• [What this exercise asks]:
1. According to the baby signing article below, why did the writer decide to try baby signing? Answer in one to three sentences.
2. Rewrite the paragraph of the baby signing article below that begins "We started the class with a welcome song" as a short list, keeping its main facts.

Baby signing: what is it, and should you try it? Jessica Brown and her 11-month-old daughter Alannah put baby signing to the test…
Baby signing appealed to me as I heard it could help me communicate better with my daughter, Alannah, 11 months, and understand her needs more.
Research suggests babies as young as six months can share their basic needs through sign language, letting you know when they’re hungry, need a drink or want their favourite toy. Experts say it can stop babies getting frustrated and help avoid tantrums.
I found a class near my home in Solihull, West Midlands, run by TinyTalk (tinytalk.co.uk, £50 for a 12-week term) and booked two sessions. My husband was sceptical when I told him about babies using sign language, but I had an open mind.
Quite a few babies recognised the hand gestures for bird, butterfly and caterpillar
We started the class with a welcome song, sitting on chairs in a circle, using signs to sing ‘hello’ and the first letter of each baby’s name. We then moved onto the floor to learn a collection of signs for the day’s theme, ‘In The Garden’. Quite a few babies recognised the hand gestures for bird, butterfly and caterpillar. I learned signs for garden, sunshine and hedgehog.
Next we got up on our feet to dance and sing along to I Went To School One Morning, finishing with every baby’s favourite, The Hokey Cokey, including the signs for arms, legs and shaking.
We then sat back on the floor as the teacher, Charlie, began reading from a book, making signs for each animal, the weather and different times of the day.
It was inspiring to see how engaged the babies were
Looking around the class it was inspiring to see how engaged the babies were, seemingly understanding some of the signs and smiling excitedly as their mums repeated them. Normally by this point in other classes most children are more interested in pulling each others shoes/socks off or crawling across the room after spotting something more fascinating.
The lesson finished after 40 minutes and I was offered tea and cakes – always a bonus! The mums sat around chatting about the progress since last week, to a chorus of ‘well done’ and ‘how exciting’ as they proudly revealed what their children had signed for the first time. Some babies who’d been attending for months knew 15 to 20 signs. Newbies were just grasping the basic signs for milk, food and dog.

• [Dataset records]:

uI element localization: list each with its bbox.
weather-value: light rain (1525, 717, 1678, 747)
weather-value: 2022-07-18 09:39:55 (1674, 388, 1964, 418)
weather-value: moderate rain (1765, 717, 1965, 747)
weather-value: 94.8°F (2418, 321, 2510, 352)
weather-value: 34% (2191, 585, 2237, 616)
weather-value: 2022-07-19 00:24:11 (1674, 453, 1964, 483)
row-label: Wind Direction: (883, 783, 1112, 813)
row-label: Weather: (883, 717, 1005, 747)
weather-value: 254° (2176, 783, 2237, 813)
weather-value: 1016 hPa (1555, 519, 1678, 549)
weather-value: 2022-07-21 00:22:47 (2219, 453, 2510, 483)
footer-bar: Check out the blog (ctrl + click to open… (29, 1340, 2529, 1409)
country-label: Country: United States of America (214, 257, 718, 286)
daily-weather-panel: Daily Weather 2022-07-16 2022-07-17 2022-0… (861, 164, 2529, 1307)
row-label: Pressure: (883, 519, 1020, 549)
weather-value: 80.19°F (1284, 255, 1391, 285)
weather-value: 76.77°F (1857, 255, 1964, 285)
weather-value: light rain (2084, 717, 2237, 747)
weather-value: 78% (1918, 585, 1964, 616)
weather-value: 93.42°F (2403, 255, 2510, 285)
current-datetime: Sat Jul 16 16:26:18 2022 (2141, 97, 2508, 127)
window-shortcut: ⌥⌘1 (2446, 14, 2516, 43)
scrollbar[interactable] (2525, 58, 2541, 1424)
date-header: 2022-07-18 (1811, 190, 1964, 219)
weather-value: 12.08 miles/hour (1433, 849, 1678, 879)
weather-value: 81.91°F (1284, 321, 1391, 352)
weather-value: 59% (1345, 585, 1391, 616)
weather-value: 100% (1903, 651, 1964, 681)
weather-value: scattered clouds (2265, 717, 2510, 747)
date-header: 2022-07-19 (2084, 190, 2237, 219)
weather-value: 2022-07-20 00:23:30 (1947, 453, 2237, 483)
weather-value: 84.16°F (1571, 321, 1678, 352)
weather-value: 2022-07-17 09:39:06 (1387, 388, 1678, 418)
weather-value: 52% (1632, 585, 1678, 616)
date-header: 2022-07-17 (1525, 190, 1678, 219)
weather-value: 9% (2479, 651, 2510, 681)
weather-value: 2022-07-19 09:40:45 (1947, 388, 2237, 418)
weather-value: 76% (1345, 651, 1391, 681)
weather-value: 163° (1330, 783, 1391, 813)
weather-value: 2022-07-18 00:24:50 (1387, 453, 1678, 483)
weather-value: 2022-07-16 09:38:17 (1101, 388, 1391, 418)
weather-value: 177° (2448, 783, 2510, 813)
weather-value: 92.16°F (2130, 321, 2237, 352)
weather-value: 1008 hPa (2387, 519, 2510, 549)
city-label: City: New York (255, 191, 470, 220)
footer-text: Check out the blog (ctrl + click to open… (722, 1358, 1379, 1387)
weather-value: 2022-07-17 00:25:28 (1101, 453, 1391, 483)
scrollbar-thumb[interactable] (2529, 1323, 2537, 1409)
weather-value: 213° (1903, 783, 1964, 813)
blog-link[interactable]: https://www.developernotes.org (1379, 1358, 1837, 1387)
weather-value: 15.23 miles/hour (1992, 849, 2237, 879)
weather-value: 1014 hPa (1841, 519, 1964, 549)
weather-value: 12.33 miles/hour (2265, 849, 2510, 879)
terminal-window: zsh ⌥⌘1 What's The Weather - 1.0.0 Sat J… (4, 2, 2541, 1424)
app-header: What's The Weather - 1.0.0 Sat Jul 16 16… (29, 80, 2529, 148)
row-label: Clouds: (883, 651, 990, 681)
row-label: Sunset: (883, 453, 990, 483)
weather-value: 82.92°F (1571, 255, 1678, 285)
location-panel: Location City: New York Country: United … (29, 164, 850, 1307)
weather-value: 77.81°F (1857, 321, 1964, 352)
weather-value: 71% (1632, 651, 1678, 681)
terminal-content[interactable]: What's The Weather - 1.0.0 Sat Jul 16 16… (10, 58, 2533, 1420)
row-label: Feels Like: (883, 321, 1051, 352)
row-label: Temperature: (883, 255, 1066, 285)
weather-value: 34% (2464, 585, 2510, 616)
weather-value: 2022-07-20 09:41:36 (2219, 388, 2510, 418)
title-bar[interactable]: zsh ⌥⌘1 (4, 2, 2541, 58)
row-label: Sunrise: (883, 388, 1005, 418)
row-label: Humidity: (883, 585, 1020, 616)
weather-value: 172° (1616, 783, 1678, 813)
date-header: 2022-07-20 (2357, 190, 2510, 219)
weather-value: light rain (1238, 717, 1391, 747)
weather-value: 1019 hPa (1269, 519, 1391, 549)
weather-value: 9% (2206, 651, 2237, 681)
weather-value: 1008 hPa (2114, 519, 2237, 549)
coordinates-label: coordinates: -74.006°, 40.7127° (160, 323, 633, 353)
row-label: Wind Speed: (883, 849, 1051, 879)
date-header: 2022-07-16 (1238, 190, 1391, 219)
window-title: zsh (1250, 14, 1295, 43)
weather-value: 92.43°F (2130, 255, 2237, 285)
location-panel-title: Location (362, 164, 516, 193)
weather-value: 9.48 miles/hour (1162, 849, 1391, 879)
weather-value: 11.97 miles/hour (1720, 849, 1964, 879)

• [Task-by-task outputs]:
1. The writer had heard that baby signing could help her communicate better with her daughter, Alannah, and understand her needs more. That prospect is what made it appeal to her.

2.
- The class opened with a welcome song, sung while sitting on chairs in a circle, with signs for "hello" and for the first letter of each baby's name.
- Everyone then moved to the floor to learn signs for the day's theme, "In The Garden."
- Several babies recognized the gestures for bird, butterfly and caterpillar.
- The writer learned the signs for garden, sunshine and hedgehog.